* Start Document excerpt *

There is a new anthology out, a collection of essays by philosophers addressing in their various ways the "Liar Paradox."  

I'll discuss the paradox myself today, and then say something about the new book in tomorrow's post.

Most people, surely most people likely to be reading this blog, are familiar with most of the following material. I trust you will read on regardless.

We begin, as is conventional, with the semi-legendary Cretan seer Epimenides, who is supposed to have said "all Cretans are liars." This is a rather fuzzy non-paradoxical comment, actually. Our tendency is simply to say that even liars don't generally lie all the time. A "liar" is someone who lies out of habit, pathological need, or to take advantage of other people. There is no logical inference that every sentence from the mouth of a "liar" in the ordinary language sense be a lie. So Epimenides may well have been telling the truth.

* End Document excerpt *

(The tasks):
- a) According to the post about the Liar Paradox, what is Epimenides supposed to have said?
- b) Carry on the post about the Liar Paradox, starting right after its final sentence.
The items after this post come from a different source.

* Start Given entries *

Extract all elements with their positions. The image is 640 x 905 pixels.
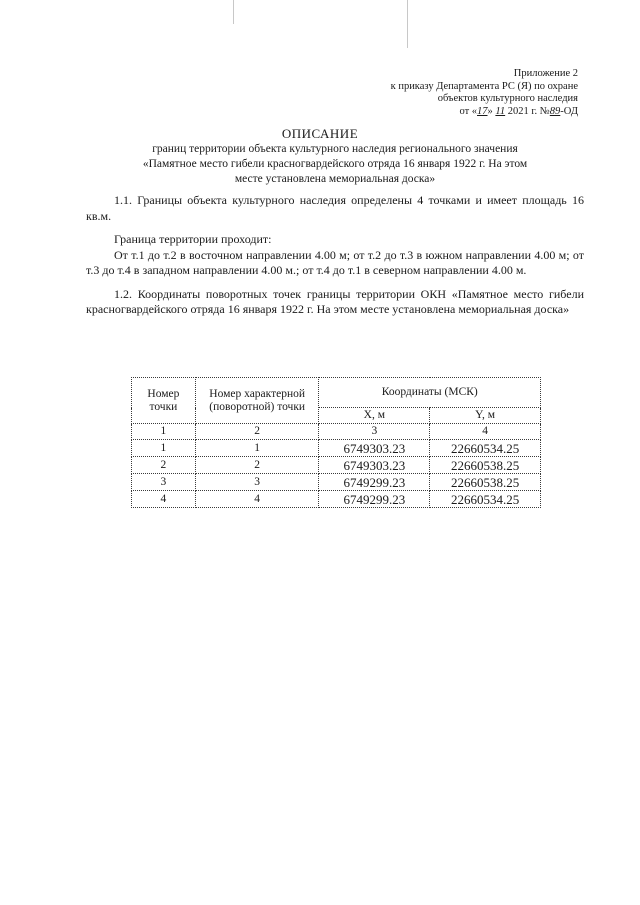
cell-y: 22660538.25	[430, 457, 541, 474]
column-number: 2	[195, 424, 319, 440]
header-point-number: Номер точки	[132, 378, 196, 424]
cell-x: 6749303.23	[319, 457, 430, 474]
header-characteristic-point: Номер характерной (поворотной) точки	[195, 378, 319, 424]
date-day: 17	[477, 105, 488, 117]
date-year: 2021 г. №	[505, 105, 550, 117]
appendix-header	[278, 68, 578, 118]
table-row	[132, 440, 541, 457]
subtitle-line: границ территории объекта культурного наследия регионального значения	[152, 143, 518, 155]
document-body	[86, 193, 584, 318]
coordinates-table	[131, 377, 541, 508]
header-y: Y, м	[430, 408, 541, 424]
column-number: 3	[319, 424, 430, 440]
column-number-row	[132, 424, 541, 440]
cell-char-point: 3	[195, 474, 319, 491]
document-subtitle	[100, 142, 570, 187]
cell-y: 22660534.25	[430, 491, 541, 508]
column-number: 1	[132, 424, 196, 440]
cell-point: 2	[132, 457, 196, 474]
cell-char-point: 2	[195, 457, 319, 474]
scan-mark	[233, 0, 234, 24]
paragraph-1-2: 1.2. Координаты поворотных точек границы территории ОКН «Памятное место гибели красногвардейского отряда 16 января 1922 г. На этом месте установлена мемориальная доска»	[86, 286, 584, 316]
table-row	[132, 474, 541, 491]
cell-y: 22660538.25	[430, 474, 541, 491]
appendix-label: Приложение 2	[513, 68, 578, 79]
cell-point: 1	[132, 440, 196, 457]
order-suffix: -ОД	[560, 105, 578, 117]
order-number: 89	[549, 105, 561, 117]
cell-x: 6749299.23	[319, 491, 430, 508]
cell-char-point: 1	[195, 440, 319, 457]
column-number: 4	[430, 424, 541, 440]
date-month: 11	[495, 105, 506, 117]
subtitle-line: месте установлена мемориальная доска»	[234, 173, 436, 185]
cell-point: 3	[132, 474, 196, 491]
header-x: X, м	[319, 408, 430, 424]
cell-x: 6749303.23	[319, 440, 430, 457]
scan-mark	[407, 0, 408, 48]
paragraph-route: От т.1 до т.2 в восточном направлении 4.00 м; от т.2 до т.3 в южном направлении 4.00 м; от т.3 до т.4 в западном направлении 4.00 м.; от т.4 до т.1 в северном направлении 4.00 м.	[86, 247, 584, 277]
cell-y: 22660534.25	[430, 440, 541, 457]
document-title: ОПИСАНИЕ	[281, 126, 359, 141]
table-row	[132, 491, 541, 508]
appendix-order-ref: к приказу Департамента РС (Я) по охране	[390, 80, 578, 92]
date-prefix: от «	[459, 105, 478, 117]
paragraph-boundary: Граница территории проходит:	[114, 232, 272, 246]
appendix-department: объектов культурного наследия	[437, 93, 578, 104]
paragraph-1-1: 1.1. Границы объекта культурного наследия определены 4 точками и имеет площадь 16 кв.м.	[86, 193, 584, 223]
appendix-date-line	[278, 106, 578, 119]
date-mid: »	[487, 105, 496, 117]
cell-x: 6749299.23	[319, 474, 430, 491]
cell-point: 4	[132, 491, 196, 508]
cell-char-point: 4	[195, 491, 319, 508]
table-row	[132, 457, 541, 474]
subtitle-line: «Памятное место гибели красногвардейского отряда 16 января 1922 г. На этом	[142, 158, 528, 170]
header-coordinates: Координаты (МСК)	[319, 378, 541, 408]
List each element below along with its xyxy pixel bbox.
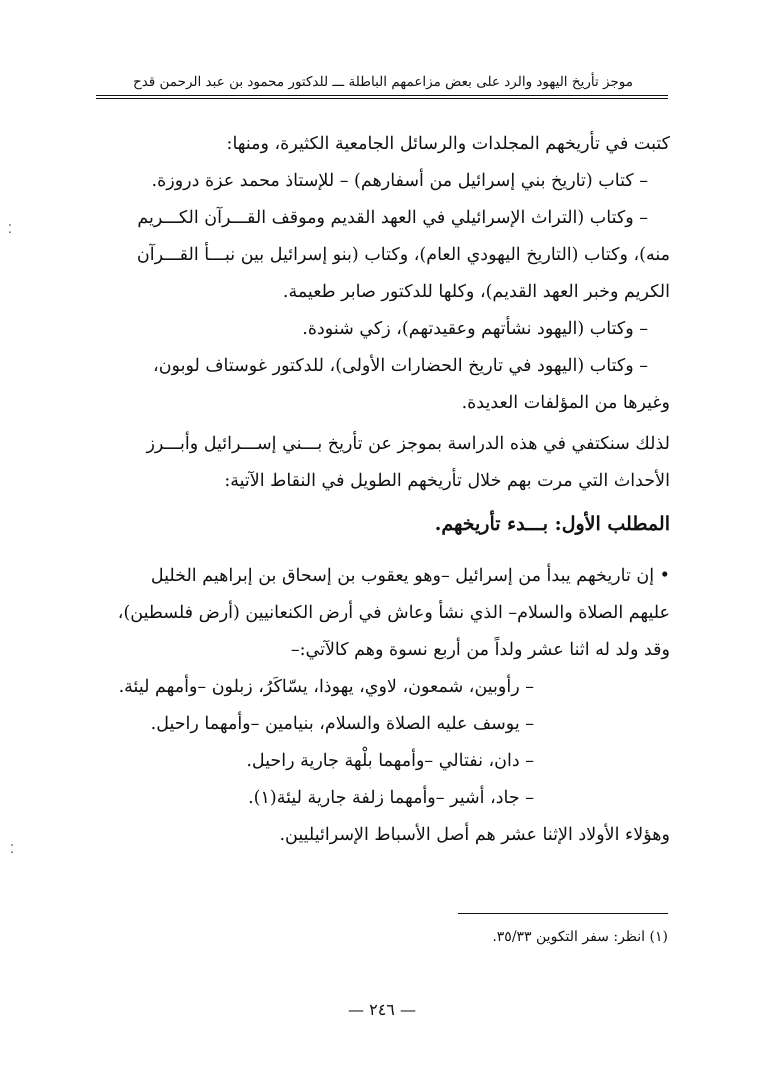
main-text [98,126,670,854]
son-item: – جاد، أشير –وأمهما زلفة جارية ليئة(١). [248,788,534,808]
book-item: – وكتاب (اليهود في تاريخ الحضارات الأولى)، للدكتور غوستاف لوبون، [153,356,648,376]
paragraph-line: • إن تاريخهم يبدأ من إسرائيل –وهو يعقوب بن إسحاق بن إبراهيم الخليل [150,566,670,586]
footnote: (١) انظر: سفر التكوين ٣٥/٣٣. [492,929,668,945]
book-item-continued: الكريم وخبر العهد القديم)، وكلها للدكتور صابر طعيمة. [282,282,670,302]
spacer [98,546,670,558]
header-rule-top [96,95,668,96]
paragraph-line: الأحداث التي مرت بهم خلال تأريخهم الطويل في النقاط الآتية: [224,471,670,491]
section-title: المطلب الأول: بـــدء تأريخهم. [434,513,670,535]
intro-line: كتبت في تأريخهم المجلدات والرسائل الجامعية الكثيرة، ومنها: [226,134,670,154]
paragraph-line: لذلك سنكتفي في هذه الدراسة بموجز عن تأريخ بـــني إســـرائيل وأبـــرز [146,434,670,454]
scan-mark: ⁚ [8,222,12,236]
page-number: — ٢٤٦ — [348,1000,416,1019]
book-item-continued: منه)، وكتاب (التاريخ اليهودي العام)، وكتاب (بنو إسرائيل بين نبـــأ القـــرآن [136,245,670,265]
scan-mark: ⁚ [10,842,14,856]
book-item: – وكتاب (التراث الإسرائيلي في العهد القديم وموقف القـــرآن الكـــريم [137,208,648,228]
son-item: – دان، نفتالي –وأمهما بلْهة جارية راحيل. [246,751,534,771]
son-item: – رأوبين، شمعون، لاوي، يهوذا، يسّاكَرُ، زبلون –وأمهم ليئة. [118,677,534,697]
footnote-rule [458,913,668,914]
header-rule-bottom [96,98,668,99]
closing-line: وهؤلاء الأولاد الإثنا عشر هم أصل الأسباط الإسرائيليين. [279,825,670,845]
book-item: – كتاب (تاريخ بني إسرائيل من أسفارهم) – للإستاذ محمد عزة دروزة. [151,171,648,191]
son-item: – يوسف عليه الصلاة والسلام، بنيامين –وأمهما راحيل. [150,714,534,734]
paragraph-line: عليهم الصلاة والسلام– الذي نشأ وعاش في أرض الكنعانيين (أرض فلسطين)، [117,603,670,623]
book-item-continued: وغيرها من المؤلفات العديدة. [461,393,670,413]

* End Given entries *

(Solved tasks):
- a) He is supposed to have said "all Cretans are liars."

- b)
Over the next couple of centuries, though, Epimenides' observation was sharpened into a true paradox by other thinkers. This is still called the "liar paradox" by custom, although it could more properly be called the "lie paradox" once one abstracts from the easy resolution of the above paragraph.  Or even the "falsehood paradox." 

The paradox, with the suitable abstraction, reads thus: "This sentence is a lie." If that sentence is a lie then, by logical implication, it must be false. If it is false, then it isn't a lie. So is it true? Then what? 

But to make things even tighter, we can abstract from the notion of a "lie" and just stay within the binary of truth/falsehood. So we get, "This sentence is false." 

THAT is the paradigmatic paradox. Working off the premises that (a) every well-formed sentence is either true or false and (b) that this sentence is well formed, we end up going in circles. If it is true,then what it says is true. What it says is that it is false. So it must be false. So what it says must be false. What it says IS that it is false. So (since such accuracy in description is what we mean by truth!), it is true. It is false if true, and true if false.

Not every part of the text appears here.